▸ **Aim**:
Retype every entry in its entirety, without alteration.

(Saved entries)
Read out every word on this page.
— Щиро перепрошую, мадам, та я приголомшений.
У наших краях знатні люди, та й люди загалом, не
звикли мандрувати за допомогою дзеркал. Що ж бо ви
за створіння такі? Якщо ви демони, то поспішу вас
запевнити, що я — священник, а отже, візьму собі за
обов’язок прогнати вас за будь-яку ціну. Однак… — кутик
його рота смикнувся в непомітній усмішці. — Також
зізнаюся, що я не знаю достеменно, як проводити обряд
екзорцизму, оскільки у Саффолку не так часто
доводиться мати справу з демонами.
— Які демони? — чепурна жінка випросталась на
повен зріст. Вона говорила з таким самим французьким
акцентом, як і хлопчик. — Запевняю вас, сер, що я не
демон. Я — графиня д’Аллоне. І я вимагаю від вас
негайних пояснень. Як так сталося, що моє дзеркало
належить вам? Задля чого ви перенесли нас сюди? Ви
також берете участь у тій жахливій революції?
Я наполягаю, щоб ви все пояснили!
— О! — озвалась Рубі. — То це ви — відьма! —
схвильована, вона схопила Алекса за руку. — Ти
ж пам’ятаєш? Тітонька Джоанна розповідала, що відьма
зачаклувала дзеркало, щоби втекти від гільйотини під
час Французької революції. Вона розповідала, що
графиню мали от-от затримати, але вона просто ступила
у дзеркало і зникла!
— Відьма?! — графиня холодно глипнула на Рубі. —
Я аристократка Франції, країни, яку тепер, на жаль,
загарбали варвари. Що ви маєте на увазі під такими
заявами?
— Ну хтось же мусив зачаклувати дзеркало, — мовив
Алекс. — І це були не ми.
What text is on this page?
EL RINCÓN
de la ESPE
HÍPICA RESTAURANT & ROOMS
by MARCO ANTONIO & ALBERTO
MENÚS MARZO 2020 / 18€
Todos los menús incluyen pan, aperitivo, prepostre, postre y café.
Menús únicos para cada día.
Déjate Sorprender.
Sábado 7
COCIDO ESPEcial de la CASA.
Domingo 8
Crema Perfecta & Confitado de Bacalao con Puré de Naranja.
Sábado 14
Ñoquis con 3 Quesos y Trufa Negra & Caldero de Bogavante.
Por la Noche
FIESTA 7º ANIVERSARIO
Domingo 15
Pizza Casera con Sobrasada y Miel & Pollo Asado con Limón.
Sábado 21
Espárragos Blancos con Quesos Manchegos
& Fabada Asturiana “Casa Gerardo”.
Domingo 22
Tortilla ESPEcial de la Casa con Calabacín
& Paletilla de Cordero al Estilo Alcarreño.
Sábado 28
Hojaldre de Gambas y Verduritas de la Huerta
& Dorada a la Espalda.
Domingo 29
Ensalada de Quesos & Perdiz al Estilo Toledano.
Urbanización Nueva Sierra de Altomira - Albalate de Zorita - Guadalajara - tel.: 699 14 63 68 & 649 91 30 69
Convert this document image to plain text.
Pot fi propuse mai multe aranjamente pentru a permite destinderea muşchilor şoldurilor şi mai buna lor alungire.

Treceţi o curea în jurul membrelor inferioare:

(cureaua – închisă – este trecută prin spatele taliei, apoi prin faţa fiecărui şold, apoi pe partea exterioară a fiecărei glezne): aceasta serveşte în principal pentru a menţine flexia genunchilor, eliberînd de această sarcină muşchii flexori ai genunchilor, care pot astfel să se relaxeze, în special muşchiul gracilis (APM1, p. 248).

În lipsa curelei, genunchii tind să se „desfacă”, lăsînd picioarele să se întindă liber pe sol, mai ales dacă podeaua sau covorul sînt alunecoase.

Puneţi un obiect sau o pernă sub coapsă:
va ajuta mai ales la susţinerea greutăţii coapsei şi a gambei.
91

▸ **Solution**:
Read out every word on this page.
— Щиро перепрошую, мадам, та я приголомшений.
У наших краях знатні люди, та й люди загалом, не
звикли мандрувати за допомогою дзеркал. Що ж бо ви
за створіння такі? Якщо ви демони, то поспішу вас
запевнити, що я — священник, а отже, візьму собі за
обов’язок прогнати вас за будь-яку ціну. Однак… — кутик
його рота смикнувся в непомітній усмішці. — Також
зізнаюся, що я не знаю достеменно, як проводити обряд
екзорцизму, оскільки у Саффолку не так часто
доводиться мати справу з демонами.
— Які демони? — чепурна жінка випросталась на
повен зріст. Вона говорила з таким самим французьким
акцентом, як і хлопчик. — Запевняю вас, сер, що я не
демон. Я — графиня д’Аллоне. І я вимагаю від вас
негайних пояснень. Як так сталося, що моє дзеркало
належить вам? Задля чого ви перенесли нас сюди? Ви
також берете участь у тій жахливій революції?
Я наполягаю, щоб ви все пояснили!
— О! — озвалась Рубі. — То це ви — відьма! —
схвильована, вона схопила Алекса за руку. — Ти
ж пам’ятаєш? Тітонька Джоанна розповідала, що відьма
зачаклувала дзеркало, щоби втекти від гільйотини під
час Французької революції. Вона розповідала, що
графиню мали от-от затримати, але вона просто ступила
у дзеркало і зникла!
— Відьма?! — графиня холодно глипнула на Рубі. —
Я аристократка Франції, країни, яку тепер, на жаль,
загарбали варвари. Що ви маєте на увазі під такими
заявами?
— Ну хтось же мусив зачаклувати дзеркало, — мовив
Алекс. — І це були не ми.
What text is on this page?
EL RINCÓN
de la ESPE
HÍPICA RESTAURANT & ROOMS
by MARCO ANTONIO & ALBERTO
MENÚS MARZO 2020 / 18€
Todos los menús incluyen pan, aperitivo, prepostre, postre y café.
Menús únicos para cada día.
Déjate Sorprender.
Sábado 7
COCIDO ESPEcial de la CASA.
Domingo 8
Crema Perfecta & Confitado de Bacalao con Puré de Naranja.
Sábado 14
Ñoquis con 3 Quesos y Trufa Negra & Caldero de Bogavante.
Por la Noche
FIESTA 7º ANIVERSARIO
Domingo 15
Pizza Casera con Sobrasada y Miel & Pollo Asado con Limón.
Sábado 21
Espárragos Blancos con Quesos Manchegos
& Fabada Asturiana “Casa Gerardo”.
Domingo 22
Tortilla ESPEcial de la Casa con Calabacín
& Paletilla de Cordero al Estilo Alcarreño.
Sábado 28
Hojaldre de Gambas y Verduritas de la Huerta
& Dorada a la Espalda.
Domingo 29
Ensalada de Quesos & Perdiz al Estilo Toledano.
Urbanización Nueva Sierra de Altomira - Albalate de Zorita - Guadalajara - tel.: 699 14 63 68 & 649 91 30 69
Convert this document image to plain text.
Pot fi propuse mai multe aranjamente pentru a permite destinderea muşchilor şoldurilor şi mai buna lor alungire.

Treceţi o curea în jurul membrelor inferioare:

(cureaua – închisă – este trecută prin spatele taliei, apoi prin faţa fiecărui şold, apoi pe partea exterioară a fiecărei glezne): aceasta serveşte în principal pentru a menţine flexia genunchilor, eliberînd de această sarcină muşchii flexori ai genunchilor, care pot astfel să se relaxeze, în special muşchiul gracilis (APM1, p. 248).

În lipsa curelei, genunchii tind să se „desfacă”, lăsînd picioarele să se întindă liber pe sol, mai ales dacă podeaua sau covorul sînt alunecoase.

Puneţi un obiect sau o pernă sub coapsă:
va ajuta mai ales la susţinerea greutăţii coapsei şi a gambei.
91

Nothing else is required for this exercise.